# [PROBLEM DETAILS]
For each line that holds "Decreasing", copy the line out.

[Dataset entries on figures]
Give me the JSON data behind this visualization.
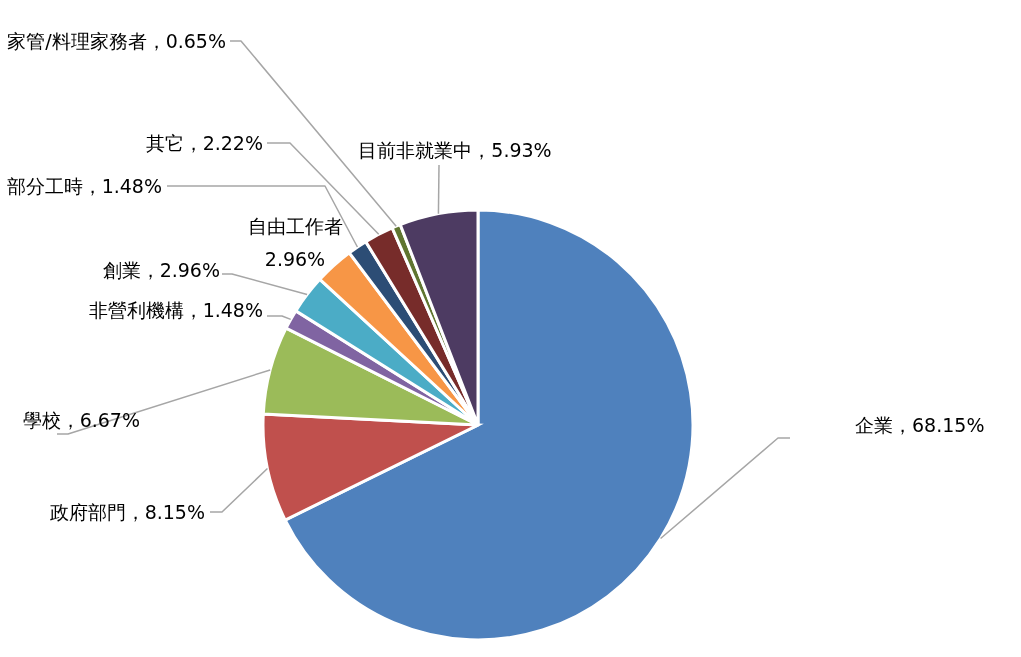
{
  "chart_data": {
    "type": "pie",
    "categories": [
      "企業",
      "政府部門",
      "學校",
      "非營利機構",
      "創業",
      "自由工作者",
      "部分工時",
      "其它",
      "家管/料理家務者",
      "目前非就業中"
    ],
    "values": [
      68.15,
      8.15,
      6.67,
      1.48,
      2.96,
      2.96,
      1.48,
      2.22,
      0.65,
      5.93
    ],
    "value_labels": [
      "68.15%",
      "8.15%",
      "6.67%",
      "1.48%",
      "2.96%",
      "2.96%",
      "1.48%",
      "2.22%",
      "0.65%",
      "5.93%"
    ],
    "colors": [
      "#4f81bd",
      "#c0504d",
      "#9bbb59",
      "#8064a2",
      "#4bacc6",
      "#f79646",
      "#2c4d75",
      "#772c2a",
      "#5f7530",
      "#4d3b62"
    ]
  }
}
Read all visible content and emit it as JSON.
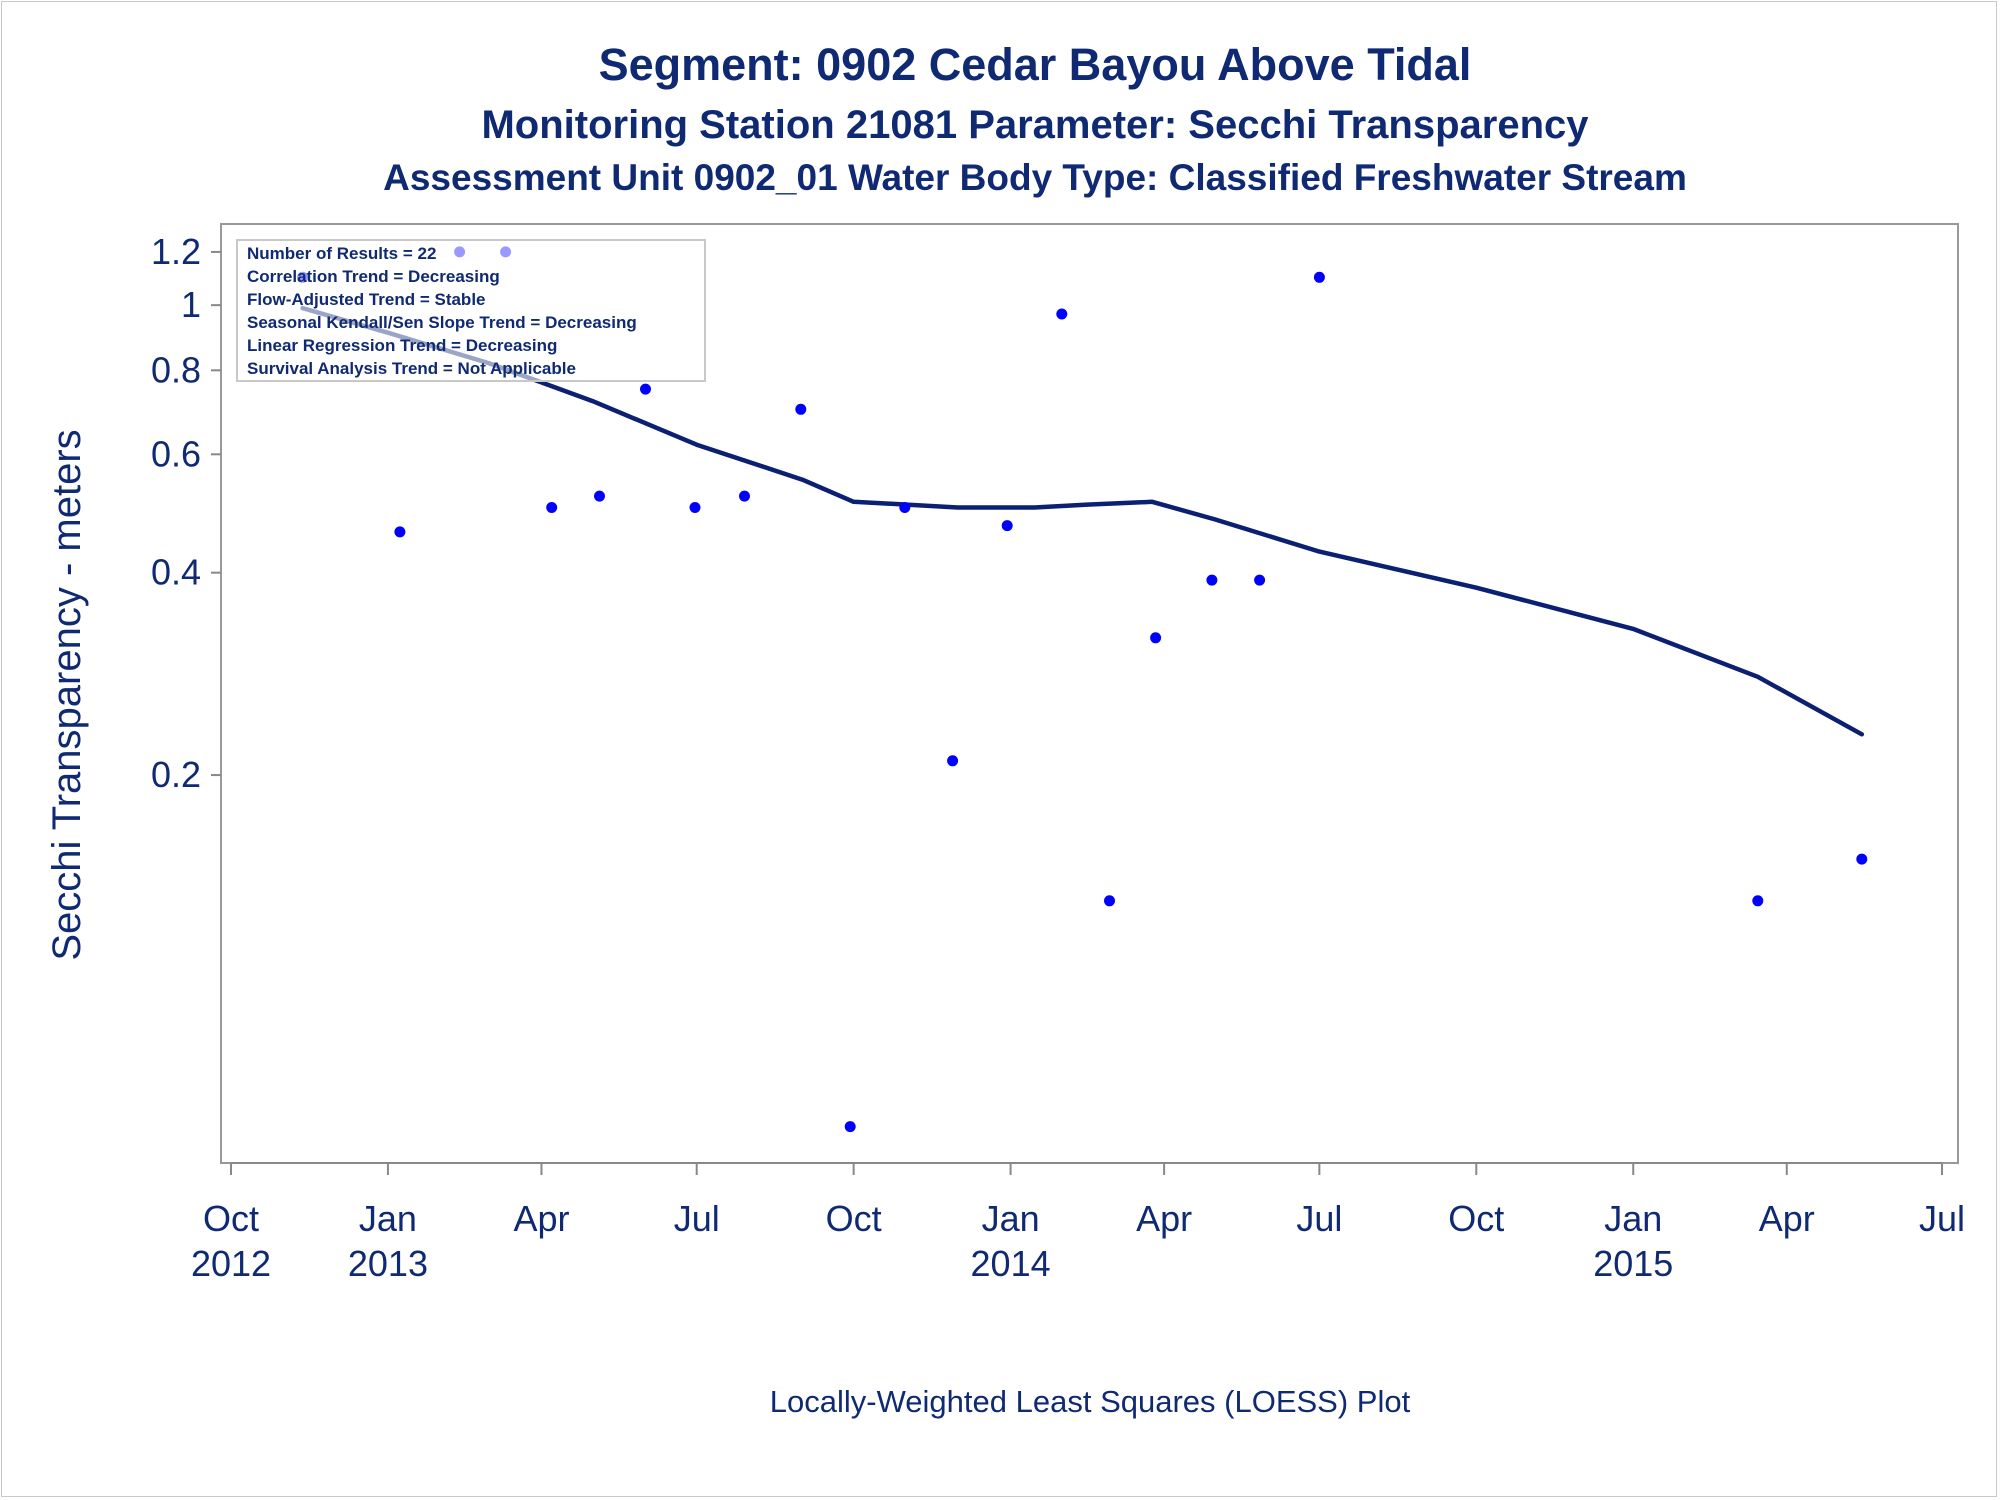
{
  "chart_data": {
    "type": "scatter",
    "title": "Segment: 0902  Cedar Bayou Above Tidal",
    "subtitle": "Monitoring Station 21081 Parameter: Secchi Transparency",
    "subtitle2": "Assessment Unit 0902_01   Water Body Type: Classified Freshwater Stream",
    "ylabel": "Secchi Transparency - meters",
    "footnote": "Locally-Weighted Least Squares (LOESS) Plot",
    "yscale": "log",
    "ylim": [
      0.055,
      1.25
    ],
    "xlim": [
      "2012-10-01",
      "2015-07-01"
    ],
    "grid": false,
    "y_ticks": [
      {
        "value": 1.2,
        "label": "1.2"
      },
      {
        "value": 1.0,
        "label": "1"
      },
      {
        "value": 0.8,
        "label": "0.8"
      },
      {
        "value": 0.6,
        "label": "0.6"
      },
      {
        "value": 0.4,
        "label": "0.4"
      },
      {
        "value": 0.2,
        "label": "0.2"
      }
    ],
    "x_ticks": [
      {
        "value": "2012-10-01",
        "line1": "Oct",
        "line2": "2012"
      },
      {
        "value": "2013-01-01",
        "line1": "Jan",
        "line2": "2013"
      },
      {
        "value": "2013-04-01",
        "line1": "Apr",
        "line2": ""
      },
      {
        "value": "2013-07-01",
        "line1": "Jul",
        "line2": ""
      },
      {
        "value": "2013-10-01",
        "line1": "Oct",
        "line2": ""
      },
      {
        "value": "2014-01-01",
        "line1": "Jan",
        "line2": "2014"
      },
      {
        "value": "2014-04-01",
        "line1": "Apr",
        "line2": ""
      },
      {
        "value": "2014-07-01",
        "line1": "Jul",
        "line2": ""
      },
      {
        "value": "2014-10-01",
        "line1": "Oct",
        "line2": ""
      },
      {
        "value": "2015-01-01",
        "line1": "Jan",
        "line2": "2015"
      },
      {
        "value": "2015-04-01",
        "line1": "Apr",
        "line2": ""
      },
      {
        "value": "2015-07-01",
        "line1": "Jul",
        "line2": ""
      }
    ],
    "legend_placement": "top-left",
    "legend_lines": [
      "Number of Results = 22",
      "Correlation Trend = Decreasing",
      "Flow-Adjusted Trend = Stable",
      "Seasonal Kendall/Sen Slope Trend = Decreasing",
      "Linear Regression Trend = Decreasing",
      "Survival Analysis Trend = Not Applicable"
    ],
    "points": [
      {
        "x": "2012-11-12",
        "y": 1.1
      },
      {
        "x": "2013-01-08",
        "y": 0.46
      },
      {
        "x": "2013-02-12",
        "y": 1.2
      },
      {
        "x": "2013-03-11",
        "y": 1.2
      },
      {
        "x": "2013-04-07",
        "y": 0.5
      },
      {
        "x": "2013-05-05",
        "y": 0.52
      },
      {
        "x": "2013-06-01",
        "y": 0.75
      },
      {
        "x": "2013-06-30",
        "y": 0.5
      },
      {
        "x": "2013-07-29",
        "y": 0.52
      },
      {
        "x": "2013-08-31",
        "y": 0.7
      },
      {
        "x": "2013-09-29",
        "y": 0.06
      },
      {
        "x": "2013-10-31",
        "y": 0.5
      },
      {
        "x": "2013-11-28",
        "y": 0.21
      },
      {
        "x": "2013-12-30",
        "y": 0.47
      },
      {
        "x": "2014-01-31",
        "y": 0.97
      },
      {
        "x": "2014-02-28",
        "y": 0.13
      },
      {
        "x": "2014-03-27",
        "y": 0.32
      },
      {
        "x": "2014-04-29",
        "y": 0.39
      },
      {
        "x": "2014-05-27",
        "y": 0.39
      },
      {
        "x": "2014-07-01",
        "y": 1.1
      },
      {
        "x": "2015-03-15",
        "y": 0.13
      },
      {
        "x": "2015-05-15",
        "y": 0.15
      }
    ],
    "loess": [
      {
        "x": "2012-11-12",
        "y": 0.99
      },
      {
        "x": "2013-01-01",
        "y": 0.91
      },
      {
        "x": "2013-03-01",
        "y": 0.82
      },
      {
        "x": "2013-05-01",
        "y": 0.72
      },
      {
        "x": "2013-07-01",
        "y": 0.62
      },
      {
        "x": "2013-09-01",
        "y": 0.55
      },
      {
        "x": "2013-10-01",
        "y": 0.51
      },
      {
        "x": "2013-11-01",
        "y": 0.505
      },
      {
        "x": "2013-12-01",
        "y": 0.5
      },
      {
        "x": "2014-01-15",
        "y": 0.5
      },
      {
        "x": "2014-02-15",
        "y": 0.505
      },
      {
        "x": "2014-03-25",
        "y": 0.51
      },
      {
        "x": "2014-05-01",
        "y": 0.48
      },
      {
        "x": "2014-07-01",
        "y": 0.43
      },
      {
        "x": "2014-10-01",
        "y": 0.38
      },
      {
        "x": "2015-01-01",
        "y": 0.33
      },
      {
        "x": "2015-03-15",
        "y": 0.28
      },
      {
        "x": "2015-05-15",
        "y": 0.23
      }
    ],
    "colors": {
      "points": "#0000ff",
      "loess": "#0b1f73",
      "text": "#0f2a73",
      "axis": "#888888"
    }
  }
}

# [TASK RESULT]
      "Correlation Trend = Decreasing",
      "Seasonal Kendall/Sen Slope Trend = Decreasing",
      "Linear Regression Trend = Decreasing",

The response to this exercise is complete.